STATED GOAL:
Search the material and gather each line with "支持搭建独立站" in it.
-------- INPUT MATERIAL --------
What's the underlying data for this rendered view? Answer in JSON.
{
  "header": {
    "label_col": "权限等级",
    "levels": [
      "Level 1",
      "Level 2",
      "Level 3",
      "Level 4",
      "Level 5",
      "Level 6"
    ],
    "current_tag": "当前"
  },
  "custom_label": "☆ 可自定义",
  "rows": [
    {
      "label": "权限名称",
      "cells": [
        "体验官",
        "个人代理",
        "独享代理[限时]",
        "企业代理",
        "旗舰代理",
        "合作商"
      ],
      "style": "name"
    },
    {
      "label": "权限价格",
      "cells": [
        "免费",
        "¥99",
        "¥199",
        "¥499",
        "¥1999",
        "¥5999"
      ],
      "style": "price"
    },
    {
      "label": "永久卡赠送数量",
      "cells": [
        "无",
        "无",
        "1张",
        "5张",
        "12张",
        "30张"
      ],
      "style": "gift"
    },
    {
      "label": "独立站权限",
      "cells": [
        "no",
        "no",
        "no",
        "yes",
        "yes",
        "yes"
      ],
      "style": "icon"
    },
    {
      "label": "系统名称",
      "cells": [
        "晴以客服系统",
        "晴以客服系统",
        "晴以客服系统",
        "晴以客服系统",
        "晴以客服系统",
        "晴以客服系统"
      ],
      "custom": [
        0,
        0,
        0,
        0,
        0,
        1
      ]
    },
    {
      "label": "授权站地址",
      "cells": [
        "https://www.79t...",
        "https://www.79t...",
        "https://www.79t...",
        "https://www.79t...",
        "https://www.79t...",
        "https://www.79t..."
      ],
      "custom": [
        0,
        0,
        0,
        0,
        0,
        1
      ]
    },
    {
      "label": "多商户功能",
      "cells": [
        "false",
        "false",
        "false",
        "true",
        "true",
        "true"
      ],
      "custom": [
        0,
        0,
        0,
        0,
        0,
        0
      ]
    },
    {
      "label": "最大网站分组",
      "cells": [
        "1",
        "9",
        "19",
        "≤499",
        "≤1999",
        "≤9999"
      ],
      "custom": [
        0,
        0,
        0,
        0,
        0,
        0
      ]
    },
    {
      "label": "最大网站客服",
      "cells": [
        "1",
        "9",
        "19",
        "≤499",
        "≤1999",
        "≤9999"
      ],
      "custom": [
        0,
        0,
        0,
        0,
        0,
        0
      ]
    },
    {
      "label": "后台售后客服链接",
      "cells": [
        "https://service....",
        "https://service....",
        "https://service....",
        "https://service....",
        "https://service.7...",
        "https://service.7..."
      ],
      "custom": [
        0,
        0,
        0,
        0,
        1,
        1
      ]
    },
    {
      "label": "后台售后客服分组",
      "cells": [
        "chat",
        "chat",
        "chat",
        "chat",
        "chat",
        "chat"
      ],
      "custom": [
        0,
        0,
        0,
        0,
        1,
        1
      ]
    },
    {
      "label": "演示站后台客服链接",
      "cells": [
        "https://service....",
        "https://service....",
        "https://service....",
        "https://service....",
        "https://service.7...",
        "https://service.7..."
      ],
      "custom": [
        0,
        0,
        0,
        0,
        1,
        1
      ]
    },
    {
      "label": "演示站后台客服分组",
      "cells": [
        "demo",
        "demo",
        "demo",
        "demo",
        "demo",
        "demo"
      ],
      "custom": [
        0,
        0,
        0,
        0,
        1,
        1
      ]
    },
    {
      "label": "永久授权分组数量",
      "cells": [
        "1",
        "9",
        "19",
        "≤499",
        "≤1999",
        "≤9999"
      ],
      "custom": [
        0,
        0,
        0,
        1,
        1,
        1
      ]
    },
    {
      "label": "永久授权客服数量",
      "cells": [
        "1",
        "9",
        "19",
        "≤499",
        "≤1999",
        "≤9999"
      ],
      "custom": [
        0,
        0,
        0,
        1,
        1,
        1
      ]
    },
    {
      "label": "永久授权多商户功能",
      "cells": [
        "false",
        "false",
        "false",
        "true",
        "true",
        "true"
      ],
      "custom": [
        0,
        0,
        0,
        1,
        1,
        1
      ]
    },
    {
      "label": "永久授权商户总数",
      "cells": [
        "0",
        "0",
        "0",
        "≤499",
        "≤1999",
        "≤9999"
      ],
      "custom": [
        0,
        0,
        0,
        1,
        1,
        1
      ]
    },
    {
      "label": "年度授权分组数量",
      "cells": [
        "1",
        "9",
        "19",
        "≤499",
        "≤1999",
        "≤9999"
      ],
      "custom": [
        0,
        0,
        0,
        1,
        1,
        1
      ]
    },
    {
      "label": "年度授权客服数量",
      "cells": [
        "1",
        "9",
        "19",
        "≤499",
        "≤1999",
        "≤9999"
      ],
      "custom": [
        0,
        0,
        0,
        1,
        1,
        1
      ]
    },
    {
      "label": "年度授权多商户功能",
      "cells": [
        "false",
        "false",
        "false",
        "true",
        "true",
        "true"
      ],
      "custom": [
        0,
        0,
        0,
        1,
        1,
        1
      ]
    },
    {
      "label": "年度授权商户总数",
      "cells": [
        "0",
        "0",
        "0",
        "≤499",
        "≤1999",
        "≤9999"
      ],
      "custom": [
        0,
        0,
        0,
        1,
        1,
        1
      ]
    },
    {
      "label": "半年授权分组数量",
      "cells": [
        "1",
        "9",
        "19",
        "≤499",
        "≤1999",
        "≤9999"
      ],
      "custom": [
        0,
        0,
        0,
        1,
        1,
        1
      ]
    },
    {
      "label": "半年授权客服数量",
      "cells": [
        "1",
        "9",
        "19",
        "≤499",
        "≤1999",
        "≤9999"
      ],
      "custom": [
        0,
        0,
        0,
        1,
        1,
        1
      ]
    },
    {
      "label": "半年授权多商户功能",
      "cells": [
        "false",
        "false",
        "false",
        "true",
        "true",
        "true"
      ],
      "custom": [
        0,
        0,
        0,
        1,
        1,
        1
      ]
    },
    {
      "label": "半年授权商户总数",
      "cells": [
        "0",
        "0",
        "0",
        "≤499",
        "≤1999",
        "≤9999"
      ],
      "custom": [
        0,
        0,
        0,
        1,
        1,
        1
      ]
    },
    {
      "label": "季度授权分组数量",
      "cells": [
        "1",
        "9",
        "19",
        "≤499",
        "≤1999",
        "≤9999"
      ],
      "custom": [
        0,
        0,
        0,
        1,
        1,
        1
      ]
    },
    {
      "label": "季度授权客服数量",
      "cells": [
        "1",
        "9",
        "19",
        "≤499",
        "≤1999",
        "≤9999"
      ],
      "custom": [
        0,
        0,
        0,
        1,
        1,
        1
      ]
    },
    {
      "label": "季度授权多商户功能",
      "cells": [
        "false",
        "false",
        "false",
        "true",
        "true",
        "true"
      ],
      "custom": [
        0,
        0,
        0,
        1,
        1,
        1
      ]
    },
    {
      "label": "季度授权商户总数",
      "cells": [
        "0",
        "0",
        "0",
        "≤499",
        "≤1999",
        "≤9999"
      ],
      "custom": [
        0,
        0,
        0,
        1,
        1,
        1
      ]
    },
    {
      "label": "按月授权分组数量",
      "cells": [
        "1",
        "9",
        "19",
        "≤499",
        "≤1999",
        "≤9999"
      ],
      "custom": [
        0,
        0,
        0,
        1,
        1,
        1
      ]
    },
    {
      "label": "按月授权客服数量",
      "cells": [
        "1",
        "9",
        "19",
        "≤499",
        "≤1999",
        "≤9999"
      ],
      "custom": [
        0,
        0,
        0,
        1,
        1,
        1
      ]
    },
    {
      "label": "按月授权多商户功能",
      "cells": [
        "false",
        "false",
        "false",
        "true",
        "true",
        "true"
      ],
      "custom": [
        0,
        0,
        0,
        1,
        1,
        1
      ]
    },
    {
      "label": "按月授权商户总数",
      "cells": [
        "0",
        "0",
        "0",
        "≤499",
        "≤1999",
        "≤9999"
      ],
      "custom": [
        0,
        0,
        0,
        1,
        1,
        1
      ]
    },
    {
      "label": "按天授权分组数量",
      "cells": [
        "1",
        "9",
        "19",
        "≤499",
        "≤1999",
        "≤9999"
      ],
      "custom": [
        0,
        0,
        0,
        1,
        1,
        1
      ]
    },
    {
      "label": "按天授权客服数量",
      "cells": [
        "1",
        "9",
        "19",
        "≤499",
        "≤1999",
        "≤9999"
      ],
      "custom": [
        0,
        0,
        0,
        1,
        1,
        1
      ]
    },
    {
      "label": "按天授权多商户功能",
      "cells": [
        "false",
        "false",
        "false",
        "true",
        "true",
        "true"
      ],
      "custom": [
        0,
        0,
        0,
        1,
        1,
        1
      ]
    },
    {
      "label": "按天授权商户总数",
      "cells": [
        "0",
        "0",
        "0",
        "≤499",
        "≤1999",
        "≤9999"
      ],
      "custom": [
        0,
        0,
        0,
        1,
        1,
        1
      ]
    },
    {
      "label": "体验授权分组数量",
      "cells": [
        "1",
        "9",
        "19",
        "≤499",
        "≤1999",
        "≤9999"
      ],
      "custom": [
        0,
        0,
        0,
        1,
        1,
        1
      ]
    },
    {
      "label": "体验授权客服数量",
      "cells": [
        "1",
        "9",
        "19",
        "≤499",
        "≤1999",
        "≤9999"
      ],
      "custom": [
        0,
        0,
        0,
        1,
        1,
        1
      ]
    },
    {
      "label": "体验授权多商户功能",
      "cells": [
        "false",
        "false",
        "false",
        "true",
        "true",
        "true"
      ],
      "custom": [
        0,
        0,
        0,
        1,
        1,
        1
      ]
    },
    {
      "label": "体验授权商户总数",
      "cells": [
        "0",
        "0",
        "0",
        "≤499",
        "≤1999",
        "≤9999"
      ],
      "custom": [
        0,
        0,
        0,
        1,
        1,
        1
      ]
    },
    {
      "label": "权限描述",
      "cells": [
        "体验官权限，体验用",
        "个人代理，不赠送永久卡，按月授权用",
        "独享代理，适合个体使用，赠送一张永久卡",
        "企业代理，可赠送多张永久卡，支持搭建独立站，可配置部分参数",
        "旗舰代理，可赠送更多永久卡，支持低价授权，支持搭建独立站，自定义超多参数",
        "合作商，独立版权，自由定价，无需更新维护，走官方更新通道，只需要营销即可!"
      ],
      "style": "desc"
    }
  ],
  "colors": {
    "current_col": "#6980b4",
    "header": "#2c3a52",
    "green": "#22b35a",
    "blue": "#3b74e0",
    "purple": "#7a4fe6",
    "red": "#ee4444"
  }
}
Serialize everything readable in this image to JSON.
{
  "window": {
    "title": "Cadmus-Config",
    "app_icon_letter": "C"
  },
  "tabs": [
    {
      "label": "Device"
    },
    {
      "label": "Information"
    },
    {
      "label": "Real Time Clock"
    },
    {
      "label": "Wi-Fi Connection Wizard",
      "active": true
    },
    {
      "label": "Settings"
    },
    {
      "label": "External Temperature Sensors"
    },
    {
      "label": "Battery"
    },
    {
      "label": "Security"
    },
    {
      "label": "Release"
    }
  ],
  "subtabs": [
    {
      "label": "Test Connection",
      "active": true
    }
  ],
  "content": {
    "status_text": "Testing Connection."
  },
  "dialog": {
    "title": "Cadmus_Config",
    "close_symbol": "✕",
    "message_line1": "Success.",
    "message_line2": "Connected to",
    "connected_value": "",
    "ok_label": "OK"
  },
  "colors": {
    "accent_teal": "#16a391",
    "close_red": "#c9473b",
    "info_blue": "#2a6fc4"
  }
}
--------
RESULT:
        "企业代理，可赠送多张永久卡，支持搭建独立站，可配置部分参数",
        "旗舰代理，可赠送更多永久卡，支持低价授权，支持搭建独立站，自定义超多参数",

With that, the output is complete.